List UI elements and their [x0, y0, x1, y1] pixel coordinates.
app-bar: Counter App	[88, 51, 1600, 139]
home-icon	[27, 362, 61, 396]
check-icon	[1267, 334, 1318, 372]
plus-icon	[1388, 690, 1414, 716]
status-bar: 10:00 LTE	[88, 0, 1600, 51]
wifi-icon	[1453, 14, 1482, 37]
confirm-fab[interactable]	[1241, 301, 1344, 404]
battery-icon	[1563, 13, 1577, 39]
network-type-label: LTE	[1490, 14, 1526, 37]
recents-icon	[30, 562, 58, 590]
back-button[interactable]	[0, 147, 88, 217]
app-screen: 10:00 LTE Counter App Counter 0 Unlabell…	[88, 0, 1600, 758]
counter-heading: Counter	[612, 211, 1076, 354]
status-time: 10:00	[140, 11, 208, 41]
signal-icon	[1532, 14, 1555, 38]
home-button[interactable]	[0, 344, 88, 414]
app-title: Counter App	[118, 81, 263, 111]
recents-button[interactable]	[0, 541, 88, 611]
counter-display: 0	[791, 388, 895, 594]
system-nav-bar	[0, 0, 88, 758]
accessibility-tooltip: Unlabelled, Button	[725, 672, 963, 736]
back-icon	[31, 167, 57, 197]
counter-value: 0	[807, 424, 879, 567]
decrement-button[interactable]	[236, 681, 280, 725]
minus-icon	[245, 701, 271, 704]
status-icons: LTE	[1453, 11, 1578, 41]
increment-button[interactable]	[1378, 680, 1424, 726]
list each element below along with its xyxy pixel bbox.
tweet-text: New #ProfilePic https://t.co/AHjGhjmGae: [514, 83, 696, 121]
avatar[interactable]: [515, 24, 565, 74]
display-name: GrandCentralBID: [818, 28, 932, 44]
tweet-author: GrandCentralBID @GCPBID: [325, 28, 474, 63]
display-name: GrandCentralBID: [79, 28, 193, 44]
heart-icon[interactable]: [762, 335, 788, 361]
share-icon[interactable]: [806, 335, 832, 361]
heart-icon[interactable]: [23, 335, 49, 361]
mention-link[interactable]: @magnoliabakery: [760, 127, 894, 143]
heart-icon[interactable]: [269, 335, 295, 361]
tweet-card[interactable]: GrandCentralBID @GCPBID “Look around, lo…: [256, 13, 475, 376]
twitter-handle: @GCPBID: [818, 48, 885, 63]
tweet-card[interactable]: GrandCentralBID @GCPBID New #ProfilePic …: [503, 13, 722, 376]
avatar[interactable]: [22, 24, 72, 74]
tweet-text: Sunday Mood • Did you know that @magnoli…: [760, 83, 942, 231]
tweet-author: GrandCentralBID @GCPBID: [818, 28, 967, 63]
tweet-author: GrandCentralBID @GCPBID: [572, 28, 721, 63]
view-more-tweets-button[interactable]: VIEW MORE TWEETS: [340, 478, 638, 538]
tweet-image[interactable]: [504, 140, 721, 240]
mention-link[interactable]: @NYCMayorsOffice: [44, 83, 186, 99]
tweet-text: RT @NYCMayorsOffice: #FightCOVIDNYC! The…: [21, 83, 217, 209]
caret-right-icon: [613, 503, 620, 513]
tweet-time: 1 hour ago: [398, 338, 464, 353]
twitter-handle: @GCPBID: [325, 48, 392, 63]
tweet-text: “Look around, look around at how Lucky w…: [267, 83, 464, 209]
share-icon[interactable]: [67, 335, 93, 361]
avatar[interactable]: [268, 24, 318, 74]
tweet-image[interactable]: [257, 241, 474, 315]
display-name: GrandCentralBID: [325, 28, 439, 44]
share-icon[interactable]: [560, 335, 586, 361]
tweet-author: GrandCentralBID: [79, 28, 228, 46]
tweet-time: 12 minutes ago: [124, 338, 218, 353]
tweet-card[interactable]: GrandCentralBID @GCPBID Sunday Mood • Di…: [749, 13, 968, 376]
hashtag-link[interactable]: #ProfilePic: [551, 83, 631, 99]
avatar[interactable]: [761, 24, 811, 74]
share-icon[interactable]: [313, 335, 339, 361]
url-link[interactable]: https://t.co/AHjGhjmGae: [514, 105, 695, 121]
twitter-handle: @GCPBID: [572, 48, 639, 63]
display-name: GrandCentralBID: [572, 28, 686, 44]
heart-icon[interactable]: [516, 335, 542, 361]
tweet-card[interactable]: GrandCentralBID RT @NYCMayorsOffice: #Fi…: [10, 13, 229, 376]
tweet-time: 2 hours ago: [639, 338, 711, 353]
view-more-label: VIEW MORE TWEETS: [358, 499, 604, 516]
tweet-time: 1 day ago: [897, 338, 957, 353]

Written instruction:
Copy the lines from the first one through the line with "heart-icon[interactable]: [23, 335, 49, 361]", swapping "share-icon" for "send-icon" and leaving everything else unchanged.

Exercise result:
List UI elements and their [x0, y0, x1, y1] pixel coordinates.
app-bar: Counter App	[88, 51, 1600, 139]
home-icon	[27, 362, 61, 396]
check-icon	[1267, 334, 1318, 372]
plus-icon	[1388, 690, 1414, 716]
status-bar: 10:00 LTE	[88, 0, 1600, 51]
wifi-icon	[1453, 14, 1482, 37]
confirm-fab[interactable]	[1241, 301, 1344, 404]
battery-icon	[1563, 13, 1577, 39]
network-type-label: LTE	[1490, 14, 1526, 37]
recents-icon	[30, 562, 58, 590]
back-button[interactable]	[0, 147, 88, 217]
app-screen: 10:00 LTE Counter App Counter 0 Unlabell…	[88, 0, 1600, 758]
counter-heading: Counter	[612, 211, 1076, 354]
status-time: 10:00	[140, 11, 208, 41]
signal-icon	[1532, 14, 1555, 38]
home-button[interactable]	[0, 344, 88, 414]
app-title: Counter App	[118, 81, 263, 111]
recents-button[interactable]	[0, 541, 88, 611]
counter-display: 0	[791, 388, 895, 594]
system-nav-bar	[0, 0, 88, 758]
accessibility-tooltip: Unlabelled, Button	[725, 672, 963, 736]
back-icon	[31, 167, 57, 197]
counter-value: 0	[807, 424, 879, 567]
decrement-button[interactable]	[236, 681, 280, 725]
minus-icon	[245, 701, 271, 704]
status-icons: LTE	[1453, 11, 1578, 41]
increment-button[interactable]	[1378, 680, 1424, 726]
list each element below along with its xyxy pixel bbox.
tweet-text: New #ProfilePic https://t.co/AHjGhjmGae: [514, 83, 696, 121]
avatar[interactable]: [515, 24, 565, 74]
display-name: GrandCentralBID: [818, 28, 932, 44]
tweet-author: GrandCentralBID @GCPBID: [325, 28, 474, 63]
display-name: GrandCentralBID: [79, 28, 193, 44]
heart-icon[interactable]: [762, 335, 788, 361]
send-icon[interactable]: [806, 335, 832, 361]
heart-icon[interactable]: [23, 335, 49, 361]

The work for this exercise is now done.